• _SOURCE PASSAGE_
Speed bumps
Speed bumps
How was the Oxford/ AstraZeneca vaccine developed so quickly, and what does that have to do with genetic modification?
Plans to vaccinate the world against Covid-19 have had a setback in the last couple of weeks, with a number of countries suspending use of the Oxford/ AstraZeneca vaccine. This was not the first setback this vaccine encountered. Earlier, the French president Emmanual Macron had claimed the vaccine wasn’t effective in people over 65, and a number of European countries registered it for under 65 year old people only. Then there was the row between the manufacturer and the EU about supply of the vaccine, with the EU accusing AstraZeneca of supplying other countries at the expense of the EU. And, right back before any vaccines had been approved, the trial of this vaccine was suspended.
Given the speed of vaccine development, approval process and rollout, as well as the huge numbers of people being vaccinated, some setbacks were probably inevitable. But it’s a blow, because an effective vaccination programme needs the trust of the public, and stories like the ones I’ve mentioned above undermine that trust. It’s hard to know what to believe, and hard to shake the feeling that there must be something wrong. So what’s going on with this vaccine? Is there really a problem?
For New Zealand, questions about the Oxford/ AstraZeneca vaccine are academic, as New Zealand is doing all vaccinations with the Pfizer/ BioNTech vaccine. But the Oxford/ AstraZeneca vaccine has been approved in 81 countries, it’s being manufactured by the world’s largest supplier of vaccines, the Serum Institute of India, and it’s one of the main vaccines being delivered by COVAX, which is supplying vaccines to low and middle-income countries. It’s a critically important vaccine being given to many millions of people around the world. If there’s a problem it could cost many lives. But thousands are dying of Covid-19 every day. Any delay in vaccinating people who are at immediate risk will cost lives, without a doubt.
The most recent safety concerns about the vaccine came when a small number of recently vaccinated people in the UK suffered rare and dangerous blood clots, and one of them died. In Britain, where 11 million people have received at least one dose of the Oxford/ AstraZeneca vaccine, there were five cases. A further 13 cases were reported in Europe. Those numbers show just how difficult it is to be absolutely sure about the safety of any vaccine or medication. Clinical trials may include tens of thousands of people, but they can’t test for reactions that may occur in one out of every 2 million people.
Even a rare side effect can be frightening, though. It’s horrible to imagine that you or someone you know might be the one person in 2 million. But it’s also important to keep the numbers in perspective. Right now, in the EU, more than 2500 people have died of Covid-19 for every 2 million in the population. In the United States, that figure is closer to 3300, and in Britain, it’s a truly awful 3500. Looking at those numbers, it may be easier to accept a blood clot risk of one in 2 million.
But that is assuming the blood clots were caused by the vaccine. And we can’t even be sure of that. After all, if you vaccinate 11 million people, chances are that some of them are going to develop health problems soon after being vaccinated, simply as a result of chance. Currently, medical regulators in Britain and Europe are saying that there is no proven link between the reported blood clots and the vaccine. It’s possible that the vaccine caused the clots, but it’s also possible that it didn’t.

• _ACTIVITY LIST_
A. According to the article on the Oxford/AstraZeneca vaccine, how many blood clot cases were reported in Britain?
B. Carry on the article about the Oxford/AstraZeneca vaccine, picking up after its final sentence.

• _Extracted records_
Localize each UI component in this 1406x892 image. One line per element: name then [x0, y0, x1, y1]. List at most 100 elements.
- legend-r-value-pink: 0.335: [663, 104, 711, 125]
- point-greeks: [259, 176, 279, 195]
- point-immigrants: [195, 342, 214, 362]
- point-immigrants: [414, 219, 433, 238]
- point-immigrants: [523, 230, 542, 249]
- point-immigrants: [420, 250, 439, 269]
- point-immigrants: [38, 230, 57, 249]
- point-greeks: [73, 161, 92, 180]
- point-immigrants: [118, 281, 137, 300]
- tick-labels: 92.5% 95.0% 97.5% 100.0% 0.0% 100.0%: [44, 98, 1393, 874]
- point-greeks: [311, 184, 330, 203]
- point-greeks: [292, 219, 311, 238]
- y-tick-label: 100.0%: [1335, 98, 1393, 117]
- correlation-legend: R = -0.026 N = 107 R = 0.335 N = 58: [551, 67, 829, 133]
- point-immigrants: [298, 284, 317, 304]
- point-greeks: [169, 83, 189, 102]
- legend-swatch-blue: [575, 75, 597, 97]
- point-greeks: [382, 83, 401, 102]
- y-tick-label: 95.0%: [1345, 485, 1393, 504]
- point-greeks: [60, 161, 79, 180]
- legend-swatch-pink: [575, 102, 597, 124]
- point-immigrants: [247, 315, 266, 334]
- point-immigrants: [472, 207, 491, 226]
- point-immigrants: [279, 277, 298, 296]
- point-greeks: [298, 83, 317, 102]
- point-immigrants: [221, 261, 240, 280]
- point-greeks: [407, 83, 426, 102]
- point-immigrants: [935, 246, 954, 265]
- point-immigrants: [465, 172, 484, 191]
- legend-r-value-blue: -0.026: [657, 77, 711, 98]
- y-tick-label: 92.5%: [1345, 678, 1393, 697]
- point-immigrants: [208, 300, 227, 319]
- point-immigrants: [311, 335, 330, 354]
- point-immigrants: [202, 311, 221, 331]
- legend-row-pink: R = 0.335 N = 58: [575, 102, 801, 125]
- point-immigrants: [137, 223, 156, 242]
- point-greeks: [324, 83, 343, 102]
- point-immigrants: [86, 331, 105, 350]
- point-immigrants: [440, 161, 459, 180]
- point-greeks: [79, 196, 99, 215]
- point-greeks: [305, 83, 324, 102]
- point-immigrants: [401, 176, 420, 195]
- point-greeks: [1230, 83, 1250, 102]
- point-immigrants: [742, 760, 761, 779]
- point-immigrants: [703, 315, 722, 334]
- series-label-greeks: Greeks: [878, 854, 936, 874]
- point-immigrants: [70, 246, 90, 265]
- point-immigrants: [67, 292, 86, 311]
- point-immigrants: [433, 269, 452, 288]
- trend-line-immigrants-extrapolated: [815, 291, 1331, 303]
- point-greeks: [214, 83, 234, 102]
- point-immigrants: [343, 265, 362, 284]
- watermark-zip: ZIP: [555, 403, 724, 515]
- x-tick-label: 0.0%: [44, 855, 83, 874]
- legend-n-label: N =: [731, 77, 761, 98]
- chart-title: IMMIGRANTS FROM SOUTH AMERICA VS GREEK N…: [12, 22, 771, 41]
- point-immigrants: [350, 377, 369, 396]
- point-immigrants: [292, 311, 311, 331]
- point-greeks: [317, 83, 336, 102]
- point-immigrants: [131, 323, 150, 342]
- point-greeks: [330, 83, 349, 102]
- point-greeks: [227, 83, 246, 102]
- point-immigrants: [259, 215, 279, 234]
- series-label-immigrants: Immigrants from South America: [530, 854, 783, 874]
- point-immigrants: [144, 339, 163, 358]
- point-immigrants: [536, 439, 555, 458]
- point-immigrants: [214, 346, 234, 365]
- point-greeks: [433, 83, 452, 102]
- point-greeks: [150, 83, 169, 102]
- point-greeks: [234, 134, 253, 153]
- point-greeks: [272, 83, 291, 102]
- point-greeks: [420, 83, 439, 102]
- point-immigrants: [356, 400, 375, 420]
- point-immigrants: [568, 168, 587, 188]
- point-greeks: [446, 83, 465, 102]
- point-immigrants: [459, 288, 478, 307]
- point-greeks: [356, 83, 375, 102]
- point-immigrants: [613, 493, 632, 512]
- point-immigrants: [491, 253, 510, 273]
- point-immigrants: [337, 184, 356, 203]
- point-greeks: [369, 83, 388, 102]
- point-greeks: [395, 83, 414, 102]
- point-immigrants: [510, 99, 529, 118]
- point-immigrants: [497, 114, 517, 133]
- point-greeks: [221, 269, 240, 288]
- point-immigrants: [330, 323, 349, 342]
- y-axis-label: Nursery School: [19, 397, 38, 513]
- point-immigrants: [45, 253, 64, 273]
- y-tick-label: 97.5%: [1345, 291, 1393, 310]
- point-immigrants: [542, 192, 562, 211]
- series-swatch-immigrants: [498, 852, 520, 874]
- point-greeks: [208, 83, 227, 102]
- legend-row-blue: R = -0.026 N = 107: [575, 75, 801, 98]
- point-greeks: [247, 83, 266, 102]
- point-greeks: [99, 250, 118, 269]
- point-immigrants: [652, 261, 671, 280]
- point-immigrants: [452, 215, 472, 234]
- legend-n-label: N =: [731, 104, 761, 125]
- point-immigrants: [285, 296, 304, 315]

• _TASK ANSWERS_
A. Five cases.

B.
The picture is similar for the cases of spinal cord inflammation, known as transverse myelitis, that occurred during the trial of the vaccine. There were three cases of transverse myelitis during the trial – two in people who had received the vaccine and one in a person who had received the placebo (for more information about the methods for clinical trials, see my previous article that looked at the Pfizer/ BioNTech vaccine). Because transverse myelitis is a serious condition – it can lead to permanent disability – the cases resulted in a pause of the trial. In the end, researchers concluded that one case was unlikely to be caused by the vaccine, as it occurred in a person who already had multiple sclerosis, and multiple sclerosis is a known cause of transverse myelitis. The other case, which occurred 14 days after the second shot, may have been caused by the vaccine, or it may not.
The idea that we can’t be sure about rare side effects is deeply dissatisfying. It also leaves medical regulators in an unenviable position. What’s the best thing to do when such cases come to light with an approved vaccine? Were the countries who suspended vaccination right? Or did they put lives at risk by halting their vaccine programmes in the middle of a deadly pandemic?
There’s no right answer to this question. Halting the vaccine programme means that people who would have been protected by the vaccine will catch the virus, and may even die. Continuing to vaccinate may end up costing lives if the vaccine is truly unsafe. Even if the vaccine itself is safe, there’s always the possibility of a bad batch. In the tragic case I wrote about previously, when measles vaccination in Samoa killed two babies, it was an error in preparing the vaccine that rendered the vaccine deadly.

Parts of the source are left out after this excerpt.